What the task asks » Transcribe, word for word, every line from the one containing "Read out every word on this page." through the final line of the records, and omit the pictures.
[Provided records start]
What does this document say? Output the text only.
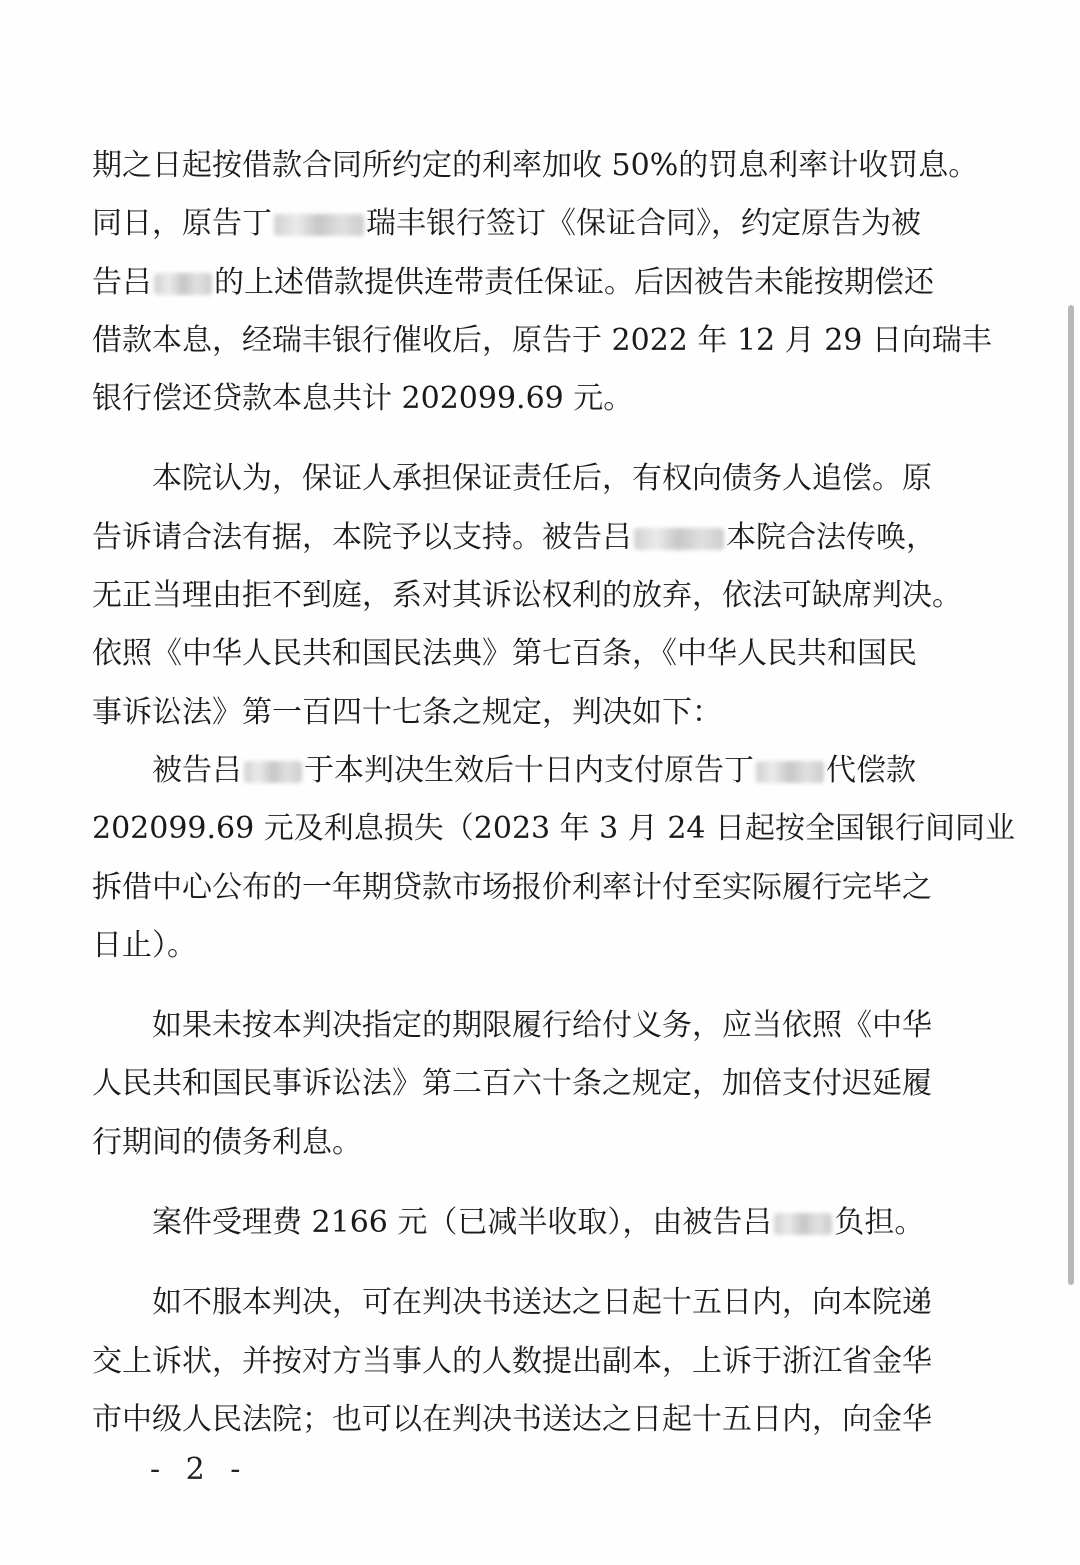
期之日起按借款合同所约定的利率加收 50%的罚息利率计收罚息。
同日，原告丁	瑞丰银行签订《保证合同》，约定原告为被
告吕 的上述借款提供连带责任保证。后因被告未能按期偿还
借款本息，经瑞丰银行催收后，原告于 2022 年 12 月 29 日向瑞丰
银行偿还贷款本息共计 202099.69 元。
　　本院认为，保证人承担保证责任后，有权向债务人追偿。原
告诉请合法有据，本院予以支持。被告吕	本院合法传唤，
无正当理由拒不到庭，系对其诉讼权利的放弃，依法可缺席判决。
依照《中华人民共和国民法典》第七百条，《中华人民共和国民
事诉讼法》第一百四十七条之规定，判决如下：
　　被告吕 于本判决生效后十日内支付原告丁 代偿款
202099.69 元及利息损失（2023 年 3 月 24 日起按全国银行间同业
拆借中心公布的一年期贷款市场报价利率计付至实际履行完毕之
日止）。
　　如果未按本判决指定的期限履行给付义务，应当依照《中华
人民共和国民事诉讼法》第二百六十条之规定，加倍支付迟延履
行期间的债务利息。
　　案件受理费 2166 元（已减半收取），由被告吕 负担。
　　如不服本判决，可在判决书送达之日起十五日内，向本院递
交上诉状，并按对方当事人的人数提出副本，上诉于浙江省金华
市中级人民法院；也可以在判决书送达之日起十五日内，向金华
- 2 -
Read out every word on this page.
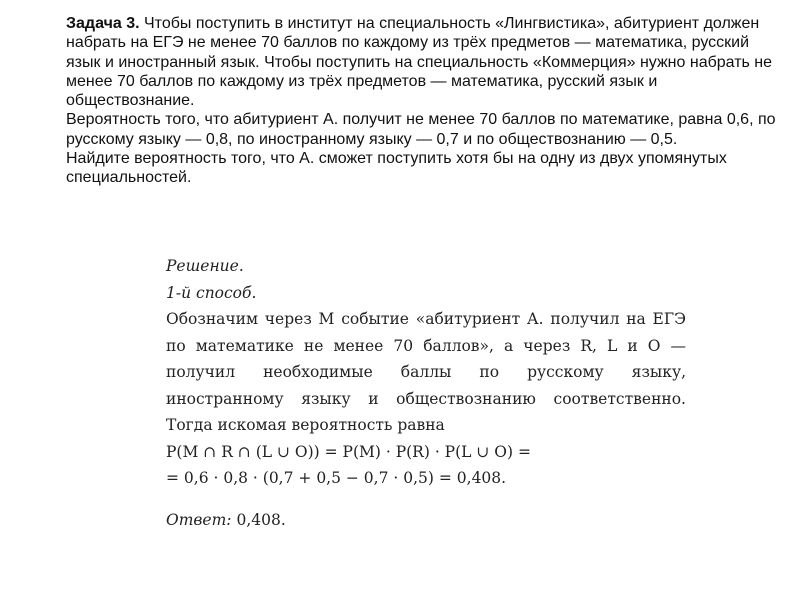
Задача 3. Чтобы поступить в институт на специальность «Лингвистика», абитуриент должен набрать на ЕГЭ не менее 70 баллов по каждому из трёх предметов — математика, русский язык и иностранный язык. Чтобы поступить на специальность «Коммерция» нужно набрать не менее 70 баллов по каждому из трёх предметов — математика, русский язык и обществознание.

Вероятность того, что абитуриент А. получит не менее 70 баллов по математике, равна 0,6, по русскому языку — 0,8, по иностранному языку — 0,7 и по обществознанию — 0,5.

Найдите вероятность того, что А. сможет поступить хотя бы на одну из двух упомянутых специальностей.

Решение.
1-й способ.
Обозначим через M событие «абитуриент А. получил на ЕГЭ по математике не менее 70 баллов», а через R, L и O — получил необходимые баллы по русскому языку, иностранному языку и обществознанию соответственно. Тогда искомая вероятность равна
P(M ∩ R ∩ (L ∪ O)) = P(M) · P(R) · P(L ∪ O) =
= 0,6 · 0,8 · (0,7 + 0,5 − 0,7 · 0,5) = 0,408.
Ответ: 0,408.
[Provided records end]
The answer »
Read out every word on this page.
Задача 3. Чтобы поступить в институт на специальность «Лингвистика», абитуриент должен набрать на ЕГЭ не менее 70 баллов по каждому из трёх предметов — математика, русский язык и иностранный язык. Чтобы поступить на специальность «Коммерция» нужно набрать не менее 70 баллов по каждому из трёх предметов — математика, русский язык и обществознание.

Вероятность того, что абитуриент А. получит не менее 70 баллов по математике, равна 0,6, по русскому языку — 0,8, по иностранному языку — 0,7 и по обществознанию — 0,5.

Найдите вероятность того, что А. сможет поступить хотя бы на одну из двух упомянутых специальностей.

Решение.
1-й способ.
Обозначим через M событие «абитуриент А. получил на ЕГЭ по математике не менее 70 баллов», а через R, L и O — получил необходимые баллы по русскому языку, иностранному языку и обществознанию соответственно. Тогда искомая вероятность равна
P(M ∩ R ∩ (L ∪ O)) = P(M) · P(R) · P(L ∪ O) =
= 0,6 · 0,8 · (0,7 + 0,5 − 0,7 · 0,5) = 0,408.
Ответ: 0,408.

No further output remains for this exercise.